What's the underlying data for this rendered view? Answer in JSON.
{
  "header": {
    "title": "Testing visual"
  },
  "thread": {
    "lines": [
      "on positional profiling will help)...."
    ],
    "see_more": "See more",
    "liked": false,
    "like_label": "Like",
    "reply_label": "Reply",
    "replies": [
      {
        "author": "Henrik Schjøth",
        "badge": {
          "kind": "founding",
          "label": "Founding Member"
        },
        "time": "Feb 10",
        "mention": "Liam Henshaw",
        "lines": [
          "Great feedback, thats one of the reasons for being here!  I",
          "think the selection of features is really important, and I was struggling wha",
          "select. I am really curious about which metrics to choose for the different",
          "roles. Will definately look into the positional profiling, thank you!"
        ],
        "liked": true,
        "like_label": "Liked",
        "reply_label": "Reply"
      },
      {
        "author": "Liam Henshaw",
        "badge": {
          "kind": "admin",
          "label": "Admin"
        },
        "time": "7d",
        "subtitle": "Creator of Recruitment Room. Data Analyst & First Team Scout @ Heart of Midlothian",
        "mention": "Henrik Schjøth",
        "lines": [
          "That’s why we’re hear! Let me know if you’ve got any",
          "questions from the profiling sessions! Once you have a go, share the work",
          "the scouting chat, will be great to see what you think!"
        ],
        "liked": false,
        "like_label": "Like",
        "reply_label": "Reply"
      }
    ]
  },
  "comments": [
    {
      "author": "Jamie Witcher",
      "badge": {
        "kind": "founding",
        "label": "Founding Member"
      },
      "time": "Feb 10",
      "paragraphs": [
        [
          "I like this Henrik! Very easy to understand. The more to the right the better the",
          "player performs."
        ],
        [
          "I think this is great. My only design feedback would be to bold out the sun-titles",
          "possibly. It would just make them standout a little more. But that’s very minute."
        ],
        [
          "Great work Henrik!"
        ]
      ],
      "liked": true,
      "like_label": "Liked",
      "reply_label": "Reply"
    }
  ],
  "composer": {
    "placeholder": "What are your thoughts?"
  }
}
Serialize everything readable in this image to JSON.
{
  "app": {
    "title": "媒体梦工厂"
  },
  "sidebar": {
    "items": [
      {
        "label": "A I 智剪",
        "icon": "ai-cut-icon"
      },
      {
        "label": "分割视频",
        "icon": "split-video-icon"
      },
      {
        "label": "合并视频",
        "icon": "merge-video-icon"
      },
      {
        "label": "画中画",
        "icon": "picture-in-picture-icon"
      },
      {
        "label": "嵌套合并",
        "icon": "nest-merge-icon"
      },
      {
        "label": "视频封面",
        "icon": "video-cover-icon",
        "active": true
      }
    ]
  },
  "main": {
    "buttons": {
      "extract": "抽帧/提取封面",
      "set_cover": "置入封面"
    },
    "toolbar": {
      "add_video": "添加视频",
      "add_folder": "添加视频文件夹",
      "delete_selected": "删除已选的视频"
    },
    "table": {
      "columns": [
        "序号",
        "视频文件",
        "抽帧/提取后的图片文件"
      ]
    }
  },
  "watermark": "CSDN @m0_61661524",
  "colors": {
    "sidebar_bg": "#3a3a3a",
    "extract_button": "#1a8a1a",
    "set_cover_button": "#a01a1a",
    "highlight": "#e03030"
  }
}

_What you need to do_: Check each line above for the string "Liam", then copy the ones that have it.

_Result for this exercise_:
        "mention": "Liam Henshaw",
        "author": "Liam Henshaw",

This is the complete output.